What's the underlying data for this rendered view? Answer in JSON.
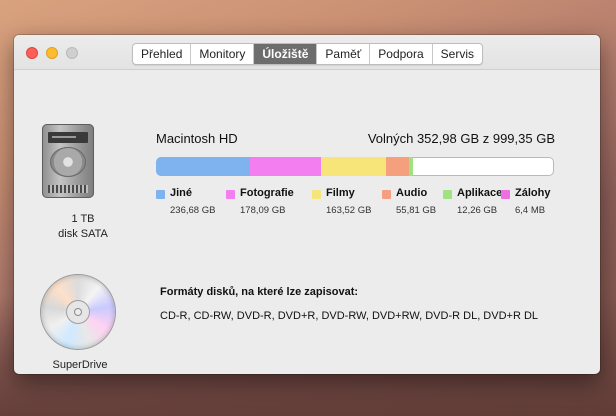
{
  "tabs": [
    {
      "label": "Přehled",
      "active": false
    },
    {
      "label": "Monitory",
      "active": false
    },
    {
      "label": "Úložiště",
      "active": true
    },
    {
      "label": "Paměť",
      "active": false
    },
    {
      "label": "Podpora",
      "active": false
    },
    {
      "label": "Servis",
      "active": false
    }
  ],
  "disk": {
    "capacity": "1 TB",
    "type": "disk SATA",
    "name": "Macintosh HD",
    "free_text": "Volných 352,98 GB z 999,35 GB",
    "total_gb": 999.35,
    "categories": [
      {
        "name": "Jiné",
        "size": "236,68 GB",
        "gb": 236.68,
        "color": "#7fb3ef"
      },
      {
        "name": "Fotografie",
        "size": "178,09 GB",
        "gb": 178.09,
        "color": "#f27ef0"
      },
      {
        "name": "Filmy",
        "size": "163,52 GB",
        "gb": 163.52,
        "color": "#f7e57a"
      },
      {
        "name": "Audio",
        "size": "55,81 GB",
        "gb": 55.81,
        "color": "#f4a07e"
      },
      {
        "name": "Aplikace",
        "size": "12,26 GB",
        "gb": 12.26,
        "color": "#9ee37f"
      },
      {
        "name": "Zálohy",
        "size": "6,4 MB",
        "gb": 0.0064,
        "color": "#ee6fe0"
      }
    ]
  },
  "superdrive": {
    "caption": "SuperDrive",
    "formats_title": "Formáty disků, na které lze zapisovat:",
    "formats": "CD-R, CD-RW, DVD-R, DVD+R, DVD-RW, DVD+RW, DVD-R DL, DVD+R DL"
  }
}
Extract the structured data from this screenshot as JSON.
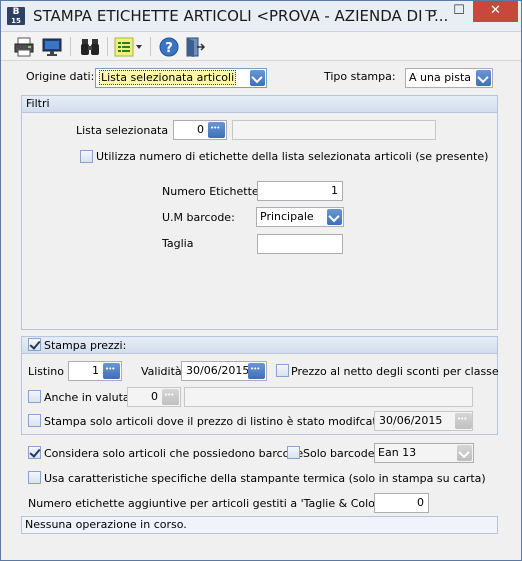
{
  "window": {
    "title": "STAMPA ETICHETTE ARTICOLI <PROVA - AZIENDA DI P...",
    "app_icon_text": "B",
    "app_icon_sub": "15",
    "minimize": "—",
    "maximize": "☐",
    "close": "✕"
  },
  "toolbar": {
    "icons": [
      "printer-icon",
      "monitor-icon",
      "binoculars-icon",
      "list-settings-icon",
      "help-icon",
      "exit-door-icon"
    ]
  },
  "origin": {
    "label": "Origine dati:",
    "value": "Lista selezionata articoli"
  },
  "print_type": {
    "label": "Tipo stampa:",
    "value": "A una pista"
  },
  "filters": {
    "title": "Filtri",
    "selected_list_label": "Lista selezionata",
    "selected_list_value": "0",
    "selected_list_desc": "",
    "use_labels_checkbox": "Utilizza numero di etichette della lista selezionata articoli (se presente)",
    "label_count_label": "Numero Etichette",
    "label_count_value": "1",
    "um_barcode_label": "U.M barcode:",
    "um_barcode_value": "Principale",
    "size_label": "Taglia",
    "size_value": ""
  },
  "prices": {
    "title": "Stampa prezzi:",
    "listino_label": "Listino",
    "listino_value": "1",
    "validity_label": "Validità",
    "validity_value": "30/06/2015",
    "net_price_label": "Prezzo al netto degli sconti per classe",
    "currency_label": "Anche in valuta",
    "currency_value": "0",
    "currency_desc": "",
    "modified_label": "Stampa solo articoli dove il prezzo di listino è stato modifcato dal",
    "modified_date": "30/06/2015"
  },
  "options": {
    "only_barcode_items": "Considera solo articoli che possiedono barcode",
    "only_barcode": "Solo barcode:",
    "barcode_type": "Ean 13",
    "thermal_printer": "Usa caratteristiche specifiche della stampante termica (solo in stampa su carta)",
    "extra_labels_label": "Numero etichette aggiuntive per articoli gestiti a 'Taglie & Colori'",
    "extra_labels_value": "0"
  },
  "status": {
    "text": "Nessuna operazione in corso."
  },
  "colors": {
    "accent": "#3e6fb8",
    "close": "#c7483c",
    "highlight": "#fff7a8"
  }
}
---
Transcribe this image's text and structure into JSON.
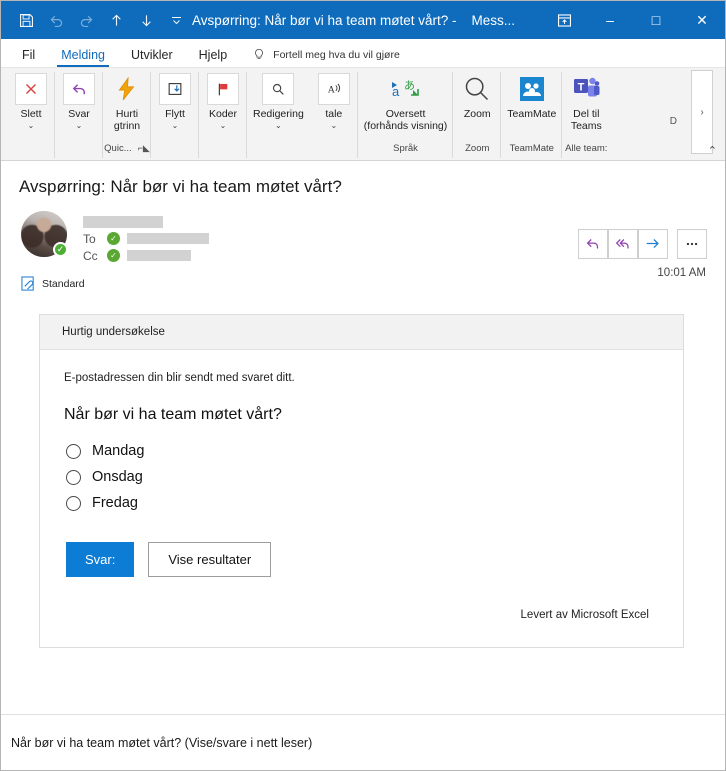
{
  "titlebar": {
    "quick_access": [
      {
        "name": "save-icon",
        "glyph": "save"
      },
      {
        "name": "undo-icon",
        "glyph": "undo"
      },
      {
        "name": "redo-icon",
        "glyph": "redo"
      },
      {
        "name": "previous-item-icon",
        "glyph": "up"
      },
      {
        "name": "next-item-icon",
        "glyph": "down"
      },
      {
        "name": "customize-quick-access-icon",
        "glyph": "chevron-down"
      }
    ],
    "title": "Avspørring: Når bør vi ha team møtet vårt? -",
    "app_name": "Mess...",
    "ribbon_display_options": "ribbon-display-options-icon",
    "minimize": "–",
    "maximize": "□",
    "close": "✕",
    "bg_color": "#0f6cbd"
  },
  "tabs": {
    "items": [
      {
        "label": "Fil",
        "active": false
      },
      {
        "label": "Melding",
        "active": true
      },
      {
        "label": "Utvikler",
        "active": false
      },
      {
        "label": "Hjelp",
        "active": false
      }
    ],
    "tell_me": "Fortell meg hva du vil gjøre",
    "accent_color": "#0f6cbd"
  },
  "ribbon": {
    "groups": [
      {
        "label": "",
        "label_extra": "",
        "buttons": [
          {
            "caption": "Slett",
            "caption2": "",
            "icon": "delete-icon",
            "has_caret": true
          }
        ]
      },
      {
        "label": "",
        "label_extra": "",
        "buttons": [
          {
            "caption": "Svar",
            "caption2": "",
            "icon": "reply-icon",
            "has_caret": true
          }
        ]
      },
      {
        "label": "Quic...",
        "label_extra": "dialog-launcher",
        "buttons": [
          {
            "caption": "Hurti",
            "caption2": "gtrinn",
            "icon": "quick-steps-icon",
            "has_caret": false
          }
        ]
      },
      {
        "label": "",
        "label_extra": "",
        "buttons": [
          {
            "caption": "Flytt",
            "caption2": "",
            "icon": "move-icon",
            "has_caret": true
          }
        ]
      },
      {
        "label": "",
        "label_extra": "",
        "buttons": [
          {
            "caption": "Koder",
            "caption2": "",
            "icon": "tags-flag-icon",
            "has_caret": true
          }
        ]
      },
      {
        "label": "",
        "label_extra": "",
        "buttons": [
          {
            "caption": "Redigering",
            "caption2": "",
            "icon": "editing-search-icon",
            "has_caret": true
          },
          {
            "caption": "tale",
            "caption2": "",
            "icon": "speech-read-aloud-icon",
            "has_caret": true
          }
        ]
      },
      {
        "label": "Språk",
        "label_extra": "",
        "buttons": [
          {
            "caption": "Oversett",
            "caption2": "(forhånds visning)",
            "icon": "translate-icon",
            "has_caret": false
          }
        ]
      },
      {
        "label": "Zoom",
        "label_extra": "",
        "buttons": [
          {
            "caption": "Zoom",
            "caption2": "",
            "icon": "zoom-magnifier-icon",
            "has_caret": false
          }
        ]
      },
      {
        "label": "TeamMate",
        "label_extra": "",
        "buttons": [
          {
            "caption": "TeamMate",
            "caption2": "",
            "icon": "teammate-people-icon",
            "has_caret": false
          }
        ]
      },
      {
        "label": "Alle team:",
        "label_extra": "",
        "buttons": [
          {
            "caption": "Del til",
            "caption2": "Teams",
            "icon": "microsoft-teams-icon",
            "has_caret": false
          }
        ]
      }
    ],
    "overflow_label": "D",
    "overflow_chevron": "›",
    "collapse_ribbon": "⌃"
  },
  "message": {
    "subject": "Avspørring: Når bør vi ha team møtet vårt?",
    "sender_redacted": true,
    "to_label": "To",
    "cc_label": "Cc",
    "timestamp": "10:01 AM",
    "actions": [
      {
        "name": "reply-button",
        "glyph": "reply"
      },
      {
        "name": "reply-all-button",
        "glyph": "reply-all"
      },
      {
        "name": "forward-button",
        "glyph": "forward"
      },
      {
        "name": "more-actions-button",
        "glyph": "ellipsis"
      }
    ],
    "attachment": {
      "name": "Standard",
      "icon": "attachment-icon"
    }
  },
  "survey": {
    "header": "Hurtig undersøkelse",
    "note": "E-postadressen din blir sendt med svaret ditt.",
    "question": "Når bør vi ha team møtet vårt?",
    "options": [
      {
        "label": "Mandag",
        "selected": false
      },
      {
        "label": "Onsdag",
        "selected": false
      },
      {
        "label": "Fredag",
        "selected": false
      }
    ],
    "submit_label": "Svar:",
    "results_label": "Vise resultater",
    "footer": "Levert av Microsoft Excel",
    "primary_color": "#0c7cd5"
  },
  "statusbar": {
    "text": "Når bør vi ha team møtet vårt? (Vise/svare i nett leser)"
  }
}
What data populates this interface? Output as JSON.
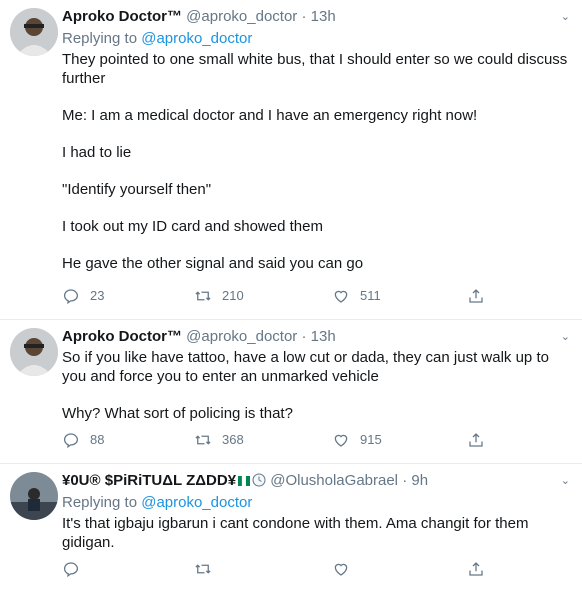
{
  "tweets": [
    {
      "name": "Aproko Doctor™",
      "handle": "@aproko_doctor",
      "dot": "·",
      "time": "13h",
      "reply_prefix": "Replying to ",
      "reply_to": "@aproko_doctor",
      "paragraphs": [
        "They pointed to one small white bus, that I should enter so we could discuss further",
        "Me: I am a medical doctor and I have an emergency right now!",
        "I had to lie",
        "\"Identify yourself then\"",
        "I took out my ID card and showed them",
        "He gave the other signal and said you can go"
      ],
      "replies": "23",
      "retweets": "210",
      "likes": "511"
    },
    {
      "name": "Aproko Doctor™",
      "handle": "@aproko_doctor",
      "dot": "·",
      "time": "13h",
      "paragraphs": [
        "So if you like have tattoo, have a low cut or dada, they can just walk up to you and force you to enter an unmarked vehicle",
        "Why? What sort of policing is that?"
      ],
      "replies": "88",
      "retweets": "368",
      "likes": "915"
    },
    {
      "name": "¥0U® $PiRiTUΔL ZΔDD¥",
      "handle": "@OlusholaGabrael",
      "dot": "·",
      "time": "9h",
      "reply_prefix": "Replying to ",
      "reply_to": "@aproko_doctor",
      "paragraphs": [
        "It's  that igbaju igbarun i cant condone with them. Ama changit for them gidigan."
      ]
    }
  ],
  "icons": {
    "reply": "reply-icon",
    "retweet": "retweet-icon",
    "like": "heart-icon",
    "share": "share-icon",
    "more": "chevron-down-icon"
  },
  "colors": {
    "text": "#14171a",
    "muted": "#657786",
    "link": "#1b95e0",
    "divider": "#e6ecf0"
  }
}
* * *
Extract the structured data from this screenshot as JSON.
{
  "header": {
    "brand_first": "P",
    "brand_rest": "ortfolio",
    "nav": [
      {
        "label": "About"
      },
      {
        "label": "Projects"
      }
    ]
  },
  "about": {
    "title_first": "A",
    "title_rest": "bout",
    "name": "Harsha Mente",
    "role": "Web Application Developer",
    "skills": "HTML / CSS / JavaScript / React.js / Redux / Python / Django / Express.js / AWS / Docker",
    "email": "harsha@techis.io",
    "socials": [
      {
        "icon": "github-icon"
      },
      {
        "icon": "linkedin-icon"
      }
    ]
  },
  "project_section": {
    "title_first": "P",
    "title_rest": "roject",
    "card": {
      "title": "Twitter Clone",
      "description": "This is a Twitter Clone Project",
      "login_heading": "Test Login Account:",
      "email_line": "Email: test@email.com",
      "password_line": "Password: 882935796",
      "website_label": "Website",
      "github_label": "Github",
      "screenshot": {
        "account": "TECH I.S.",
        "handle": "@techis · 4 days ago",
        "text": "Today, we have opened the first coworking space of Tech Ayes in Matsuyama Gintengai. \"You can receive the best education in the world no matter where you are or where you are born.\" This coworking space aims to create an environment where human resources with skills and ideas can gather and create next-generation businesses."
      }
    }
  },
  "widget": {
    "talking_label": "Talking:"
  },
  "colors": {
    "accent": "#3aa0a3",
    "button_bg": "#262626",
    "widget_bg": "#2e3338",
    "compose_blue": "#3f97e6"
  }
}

## WHAT YOU NEED TO DO
Identify how many lines in the entries above contain the word "header" and provide only that figure.

## ANSWER TO THIS TASK
2